### Collection entries
#####

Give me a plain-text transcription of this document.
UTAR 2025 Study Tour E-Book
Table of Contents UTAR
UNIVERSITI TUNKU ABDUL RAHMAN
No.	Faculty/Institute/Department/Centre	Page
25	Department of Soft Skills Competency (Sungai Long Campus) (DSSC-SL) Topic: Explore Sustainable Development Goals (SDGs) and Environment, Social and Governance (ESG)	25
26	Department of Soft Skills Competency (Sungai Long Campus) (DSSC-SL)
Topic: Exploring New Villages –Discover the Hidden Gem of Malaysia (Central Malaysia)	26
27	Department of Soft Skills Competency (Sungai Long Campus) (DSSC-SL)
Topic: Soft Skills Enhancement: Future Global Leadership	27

#####

### Challenge
Take the entries above and copy them out exactly.

### The solution
Give me a plain-text transcription of this document.
UTAR 2025 Study Tour E-Book
Table of Contents UTAR
UNIVERSITI TUNKU ABDUL RAHMAN
No.	Faculty/Institute/Department/Centre	Page
25	Department of Soft Skills Competency (Sungai Long Campus) (DSSC-SL) Topic: Explore Sustainable Development Goals (SDGs) and Environment, Social and Governance (ESG)	25
26	Department of Soft Skills Competency (Sungai Long Campus) (DSSC-SL)
Topic: Exploring New Villages –Discover the Hidden Gem of Malaysia (Central Malaysia)	26
27	Department of Soft Skills Competency (Sungai Long Campus) (DSSC-SL)
Topic: Soft Skills Enhancement: Future Global Leadership	27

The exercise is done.